TASKS:
(a) List every file name ending in .dll or .exe that appears in the article below on the Lazarus Group's attacks on IIS servers.
(b) Pick up the article below on the Lazarus Group's attacks on IIS servers and write what comes after its last sentence.

The infamous Lazarus Group actor has been targeting vulnerable versions of Microsoft Internet Information Services (IIS) servers as an initial breach route to deploy malware on targeted systems.
The findings come from the AhnLab Security Emergency response Center (ASEC), which detailed the advanced persistent threat's (APT) continued abuse of DLL side-loading techniques to run arbitrary payloads.
"The threat actor places a malicious DLL (msvcr100.dll) in the same folder path as a normal application (Wordconv.exe) via the Windows IIS web server process, w3wp.exe," ASEC explained. "They then execute the normal application to initiate the execution of the malicious DLL."
DLL side-loading, similar to DLL search-order hijacking, refers to the proxy execution of a rogue DLL via a benign binary planted in the same directory.
Lazarus, a highly-capable and relentless nation-state group linked to North Korea, was most recently spotted leveraging the same technique in connection with the cascading supply chain attack on enterprise communications service provider 3CX.

ENTRIES SUPPLIED:
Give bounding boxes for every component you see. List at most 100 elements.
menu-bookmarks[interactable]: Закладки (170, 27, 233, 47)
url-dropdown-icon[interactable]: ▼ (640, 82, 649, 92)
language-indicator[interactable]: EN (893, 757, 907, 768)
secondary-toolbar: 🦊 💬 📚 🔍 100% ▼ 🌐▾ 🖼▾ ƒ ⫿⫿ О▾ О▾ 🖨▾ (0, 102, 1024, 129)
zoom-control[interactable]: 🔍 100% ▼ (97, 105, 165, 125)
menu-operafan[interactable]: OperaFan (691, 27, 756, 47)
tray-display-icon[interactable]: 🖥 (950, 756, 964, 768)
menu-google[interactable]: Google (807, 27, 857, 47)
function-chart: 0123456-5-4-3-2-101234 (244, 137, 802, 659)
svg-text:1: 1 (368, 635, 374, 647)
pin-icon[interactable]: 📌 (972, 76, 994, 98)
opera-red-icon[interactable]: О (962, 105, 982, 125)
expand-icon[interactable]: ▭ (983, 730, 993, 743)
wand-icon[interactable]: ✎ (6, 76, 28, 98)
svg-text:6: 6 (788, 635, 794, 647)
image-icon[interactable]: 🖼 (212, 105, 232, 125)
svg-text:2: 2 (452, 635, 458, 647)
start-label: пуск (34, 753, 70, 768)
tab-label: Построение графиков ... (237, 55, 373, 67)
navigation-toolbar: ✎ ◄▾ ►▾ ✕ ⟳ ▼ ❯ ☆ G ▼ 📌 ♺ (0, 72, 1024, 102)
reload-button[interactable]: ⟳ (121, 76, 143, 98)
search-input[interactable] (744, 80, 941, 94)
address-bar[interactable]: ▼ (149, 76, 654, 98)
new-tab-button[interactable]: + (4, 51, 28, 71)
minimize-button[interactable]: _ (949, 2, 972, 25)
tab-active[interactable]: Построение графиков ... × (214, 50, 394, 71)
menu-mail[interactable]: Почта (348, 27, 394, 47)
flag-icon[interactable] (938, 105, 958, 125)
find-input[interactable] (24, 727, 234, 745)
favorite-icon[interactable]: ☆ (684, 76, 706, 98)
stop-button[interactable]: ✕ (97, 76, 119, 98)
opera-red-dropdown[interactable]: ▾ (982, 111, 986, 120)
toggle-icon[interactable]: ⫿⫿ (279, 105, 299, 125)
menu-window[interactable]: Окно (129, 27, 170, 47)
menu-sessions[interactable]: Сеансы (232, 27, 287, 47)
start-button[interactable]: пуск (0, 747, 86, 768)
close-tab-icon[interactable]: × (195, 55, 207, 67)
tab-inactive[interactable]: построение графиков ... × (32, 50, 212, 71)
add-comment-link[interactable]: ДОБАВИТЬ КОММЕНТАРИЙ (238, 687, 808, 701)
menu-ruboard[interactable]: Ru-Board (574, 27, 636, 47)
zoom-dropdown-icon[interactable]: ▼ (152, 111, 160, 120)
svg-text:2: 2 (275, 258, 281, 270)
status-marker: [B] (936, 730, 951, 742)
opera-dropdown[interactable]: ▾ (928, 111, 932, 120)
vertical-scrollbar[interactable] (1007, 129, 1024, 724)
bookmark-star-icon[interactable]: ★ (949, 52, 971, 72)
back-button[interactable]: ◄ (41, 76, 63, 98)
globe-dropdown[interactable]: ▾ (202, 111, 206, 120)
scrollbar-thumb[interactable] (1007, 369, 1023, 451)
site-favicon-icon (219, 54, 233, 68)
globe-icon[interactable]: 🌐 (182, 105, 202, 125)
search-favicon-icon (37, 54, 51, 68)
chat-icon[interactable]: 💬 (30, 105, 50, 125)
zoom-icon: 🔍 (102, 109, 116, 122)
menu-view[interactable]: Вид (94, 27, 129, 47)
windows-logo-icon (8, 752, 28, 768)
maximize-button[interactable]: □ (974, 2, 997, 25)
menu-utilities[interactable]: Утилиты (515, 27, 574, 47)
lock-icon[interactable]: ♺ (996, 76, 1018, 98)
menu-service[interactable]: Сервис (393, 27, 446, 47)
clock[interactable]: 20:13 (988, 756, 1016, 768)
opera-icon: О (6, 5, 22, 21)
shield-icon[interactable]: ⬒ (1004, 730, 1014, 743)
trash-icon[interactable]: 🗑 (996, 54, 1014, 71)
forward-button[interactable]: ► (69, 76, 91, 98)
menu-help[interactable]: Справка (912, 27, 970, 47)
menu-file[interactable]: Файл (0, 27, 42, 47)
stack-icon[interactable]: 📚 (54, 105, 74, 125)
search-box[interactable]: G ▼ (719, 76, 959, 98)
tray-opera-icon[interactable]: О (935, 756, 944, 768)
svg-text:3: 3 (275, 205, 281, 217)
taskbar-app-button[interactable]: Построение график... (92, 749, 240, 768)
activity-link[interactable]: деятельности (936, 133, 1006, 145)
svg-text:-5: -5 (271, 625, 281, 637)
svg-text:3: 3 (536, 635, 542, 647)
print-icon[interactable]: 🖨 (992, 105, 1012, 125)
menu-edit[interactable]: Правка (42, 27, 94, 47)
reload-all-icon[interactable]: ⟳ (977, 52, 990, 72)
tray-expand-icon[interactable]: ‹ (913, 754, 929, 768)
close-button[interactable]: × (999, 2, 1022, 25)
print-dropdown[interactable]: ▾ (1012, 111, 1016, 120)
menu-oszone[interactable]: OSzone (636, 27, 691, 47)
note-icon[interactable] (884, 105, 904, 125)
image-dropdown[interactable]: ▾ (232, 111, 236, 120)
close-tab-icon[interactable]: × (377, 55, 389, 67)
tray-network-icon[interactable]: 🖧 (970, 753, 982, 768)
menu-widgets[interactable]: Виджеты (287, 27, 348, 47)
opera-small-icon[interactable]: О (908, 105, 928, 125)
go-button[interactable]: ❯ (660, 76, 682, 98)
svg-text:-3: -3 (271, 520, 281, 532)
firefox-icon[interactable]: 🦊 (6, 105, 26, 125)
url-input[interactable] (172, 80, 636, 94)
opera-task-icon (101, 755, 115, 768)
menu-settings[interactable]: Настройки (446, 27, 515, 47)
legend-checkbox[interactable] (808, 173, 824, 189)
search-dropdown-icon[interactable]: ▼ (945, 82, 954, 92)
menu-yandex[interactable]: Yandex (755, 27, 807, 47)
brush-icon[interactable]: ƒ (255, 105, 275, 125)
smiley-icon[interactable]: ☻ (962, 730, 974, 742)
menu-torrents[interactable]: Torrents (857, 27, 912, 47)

RESPONSES BY TASK:
(a) msvcr100.dll, Wordconv.exe, w3wp.exe

(b)
The malicious msvcr100.dll library, for its part, is designed to decrypt an encoded payload that's then executed in memory. The malware is said to be a variant of a similar artifact that was discovered by ASEC last year and which acted as a backdoor to communicate with an actor-controlled server.
The attack chain further entailed the exploitation of a discontinued open source Notepad++ plugin called Quick Color Picker to deliver additional malware in order to facilitate credential theft and lateral movement.
The latest development demonstrates the diversity of Lazarus attacks and its ability to employ an extensive set of tools against victims to carry out long-term espionage operations.
"In particular, since the threat group primarily utilizes the DLL side-loading technique during their initial infiltrations, companies should proactively monitor abnormal process execution relationships and take preemptive measures to prevent the threat group from carrying out activities such as information exfiltration and lateral movement," ASEC said.
U.S. Treasury Sanctions North Korean Entities
The findings also come as the U.S. Treasury Department sanctioned four entities and one individual involved in malicious cyber activities and fundraising schemes that aim to support North Korea's strategic priorities.
This includes the Pyongyang University of Automation, the Technical Reconnaissance Bureau and its subordinate cyber unit, the 110th Research Center, Chinyong Information Technology Cooperation Company, and a North Korean national named Kim Sang Man.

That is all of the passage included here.